[Recorded data]
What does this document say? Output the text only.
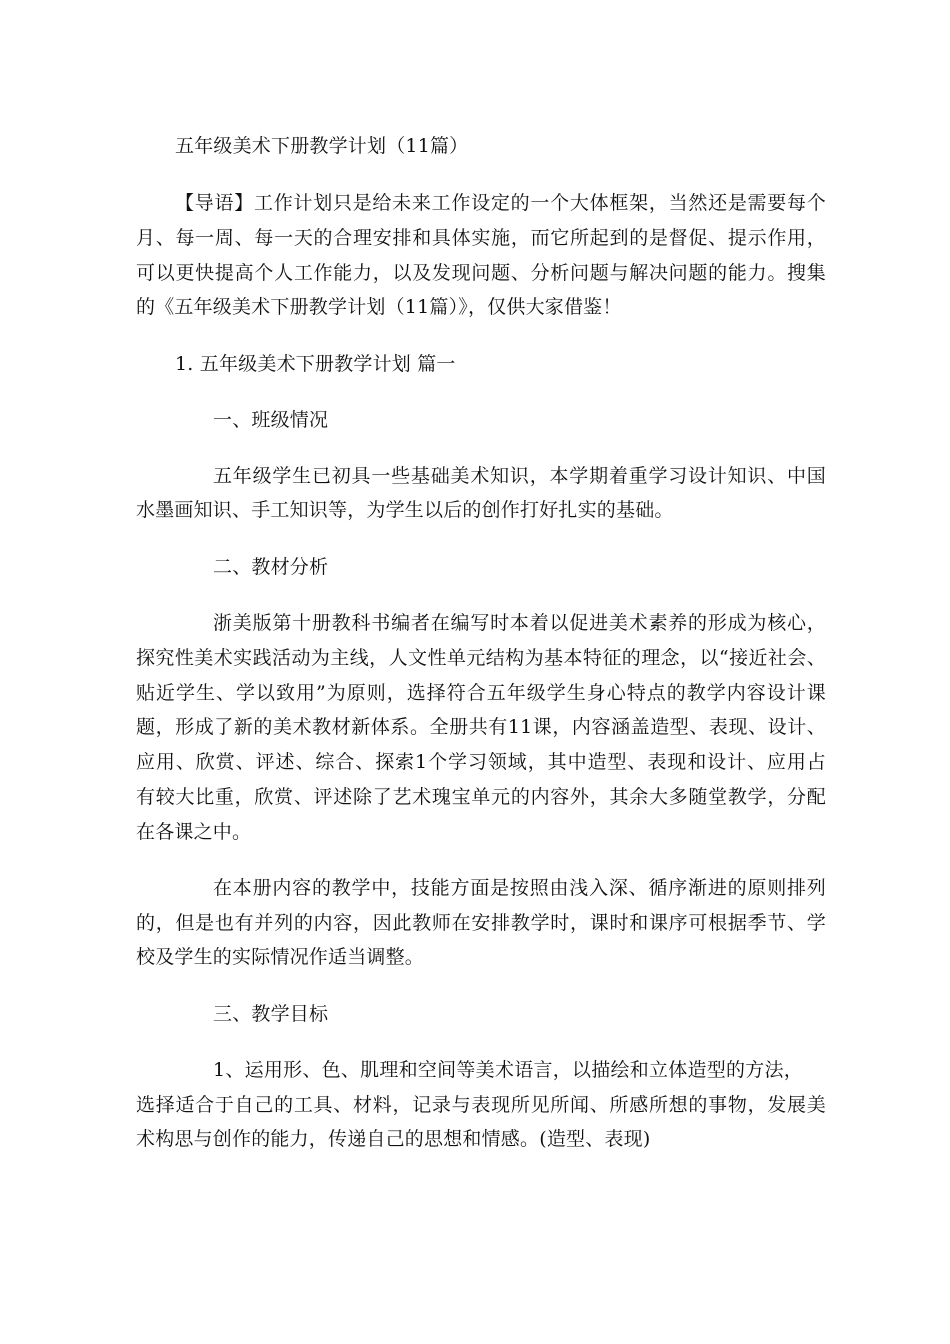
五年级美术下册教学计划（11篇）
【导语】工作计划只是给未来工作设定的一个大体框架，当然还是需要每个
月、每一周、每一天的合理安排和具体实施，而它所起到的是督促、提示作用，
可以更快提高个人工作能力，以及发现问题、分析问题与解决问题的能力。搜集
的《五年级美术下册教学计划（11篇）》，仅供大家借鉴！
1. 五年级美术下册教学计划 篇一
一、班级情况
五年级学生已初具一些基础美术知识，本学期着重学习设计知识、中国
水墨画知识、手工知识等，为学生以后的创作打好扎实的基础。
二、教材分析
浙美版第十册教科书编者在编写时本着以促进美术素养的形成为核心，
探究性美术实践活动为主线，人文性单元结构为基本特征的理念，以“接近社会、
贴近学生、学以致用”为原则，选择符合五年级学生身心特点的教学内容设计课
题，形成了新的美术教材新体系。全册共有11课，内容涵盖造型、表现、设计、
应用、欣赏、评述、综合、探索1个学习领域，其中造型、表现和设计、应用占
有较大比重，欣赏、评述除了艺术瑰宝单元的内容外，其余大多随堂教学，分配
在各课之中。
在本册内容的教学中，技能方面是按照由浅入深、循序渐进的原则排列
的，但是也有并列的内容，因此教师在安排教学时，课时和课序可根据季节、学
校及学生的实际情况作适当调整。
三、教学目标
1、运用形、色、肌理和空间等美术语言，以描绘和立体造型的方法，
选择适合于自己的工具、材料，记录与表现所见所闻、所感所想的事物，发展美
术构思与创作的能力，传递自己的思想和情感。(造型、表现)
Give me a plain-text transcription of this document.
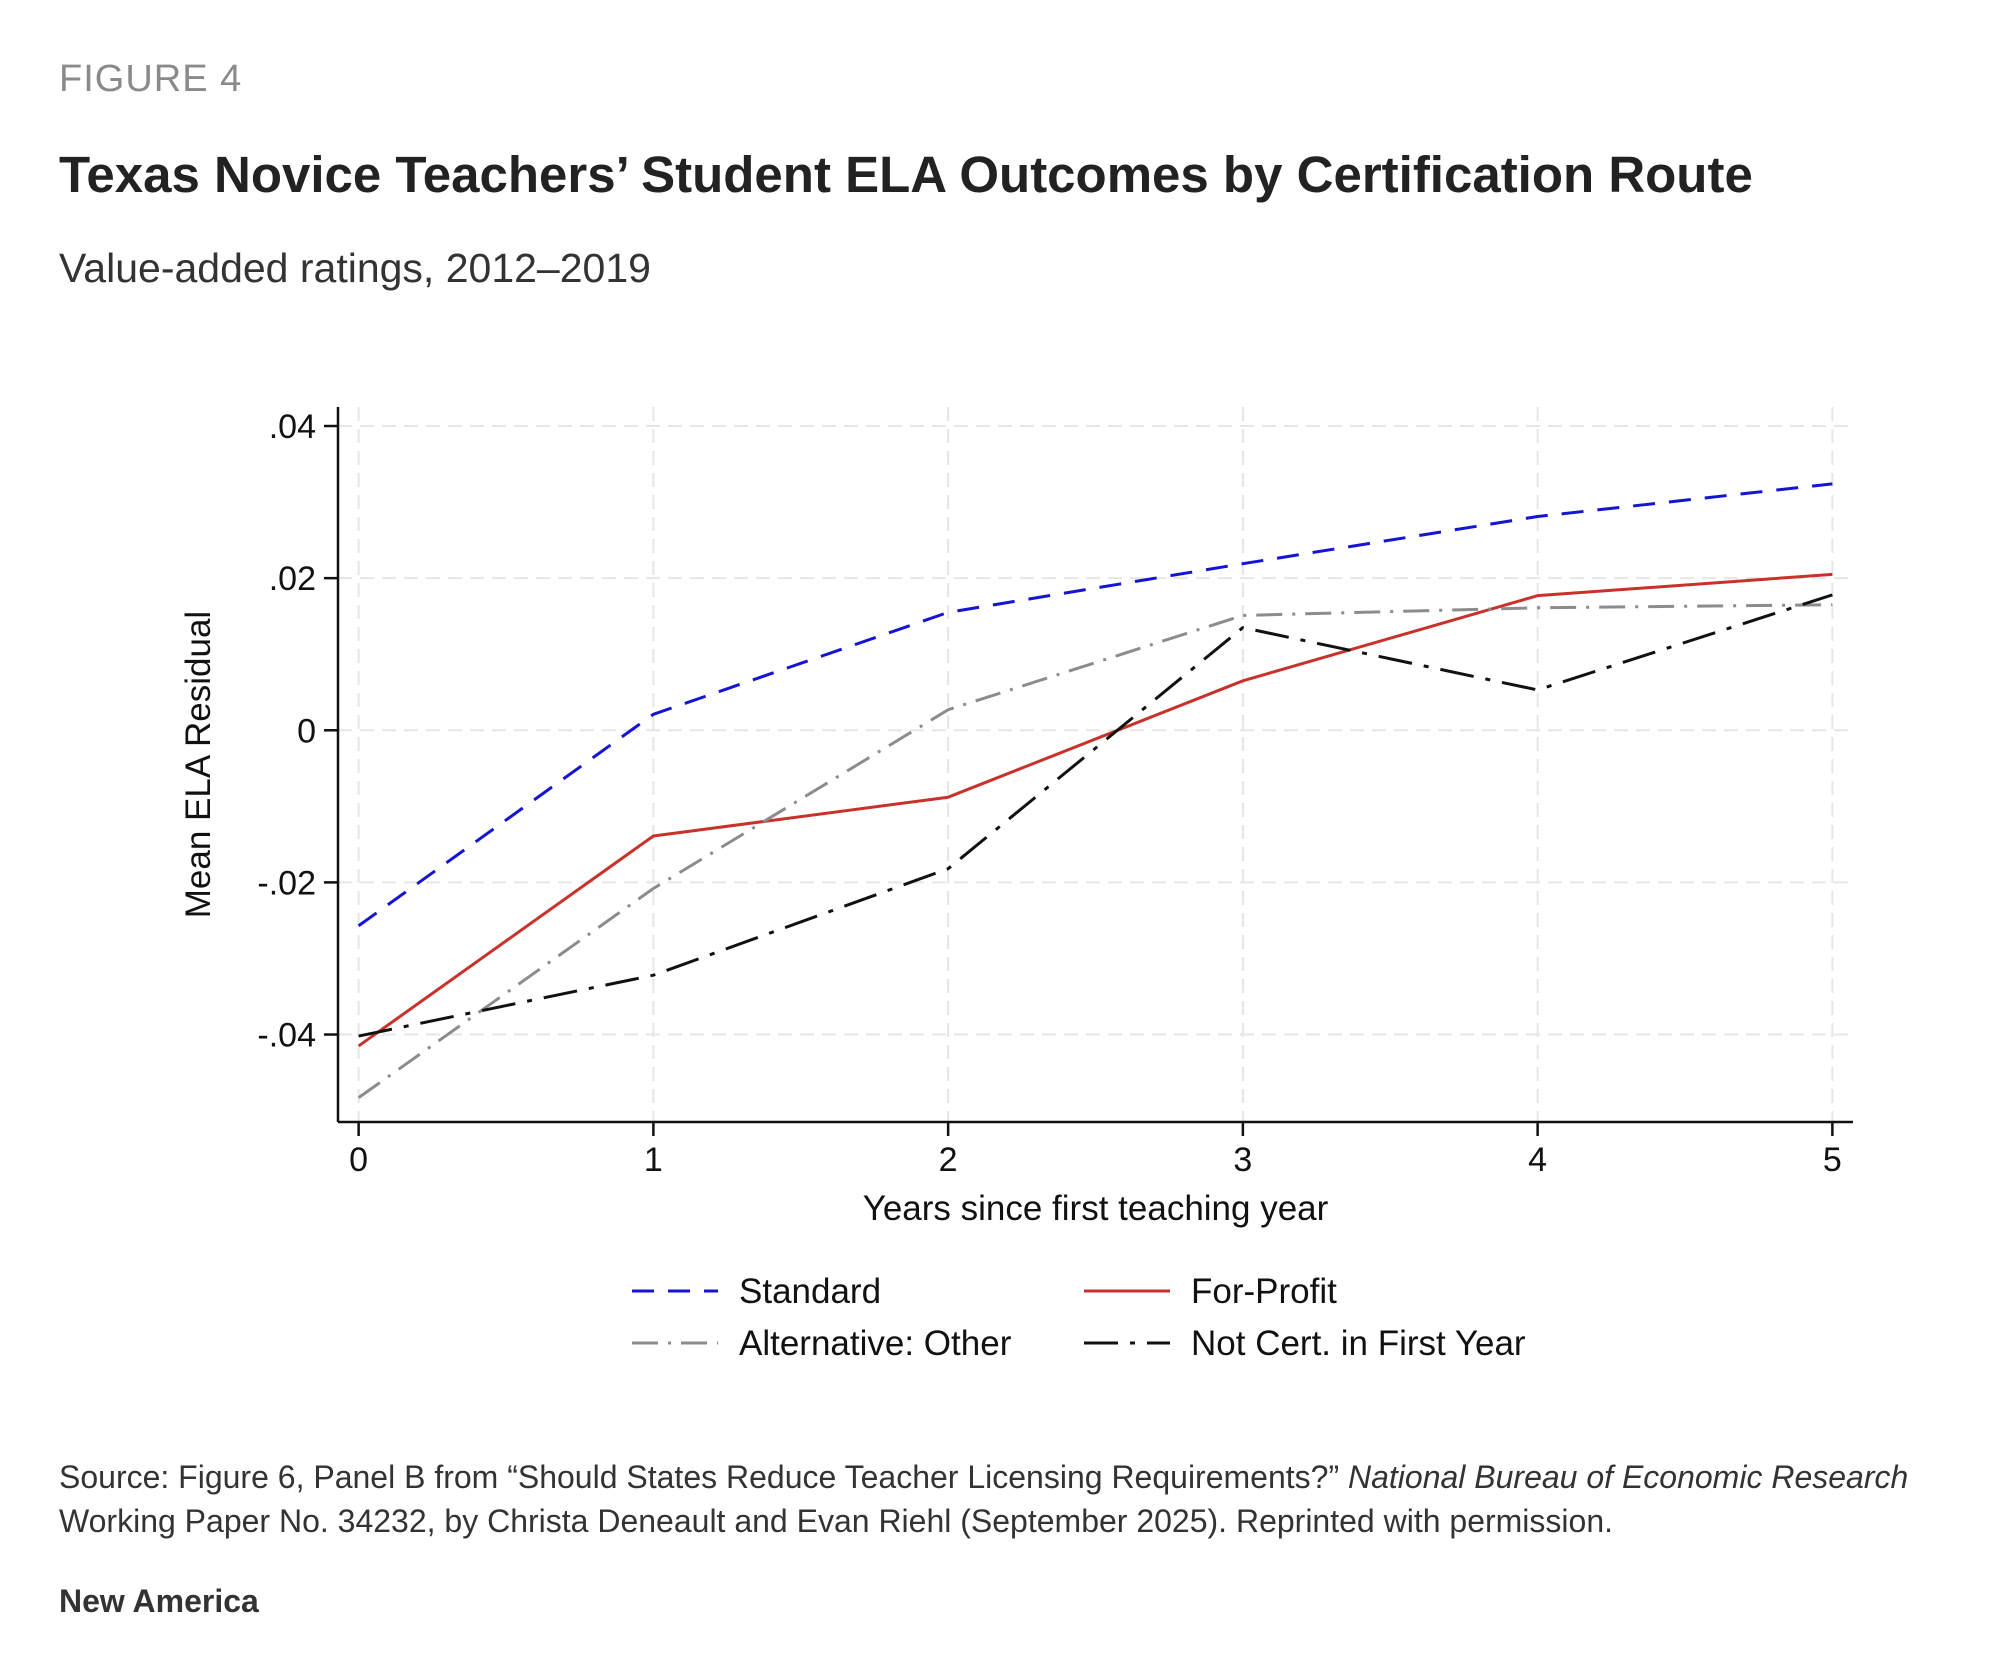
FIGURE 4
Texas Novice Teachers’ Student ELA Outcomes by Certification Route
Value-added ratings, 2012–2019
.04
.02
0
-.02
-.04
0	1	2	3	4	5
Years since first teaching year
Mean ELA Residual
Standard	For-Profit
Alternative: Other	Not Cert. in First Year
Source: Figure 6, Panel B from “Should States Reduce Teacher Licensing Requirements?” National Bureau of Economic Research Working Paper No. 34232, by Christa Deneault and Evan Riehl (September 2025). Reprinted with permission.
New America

-- What to produce --
Scan the listing above for the word "this" and copy every line that holds it.

-- Solved exercise --
What does this document say? Output the text only.
Give me a plain-text transcription of this document.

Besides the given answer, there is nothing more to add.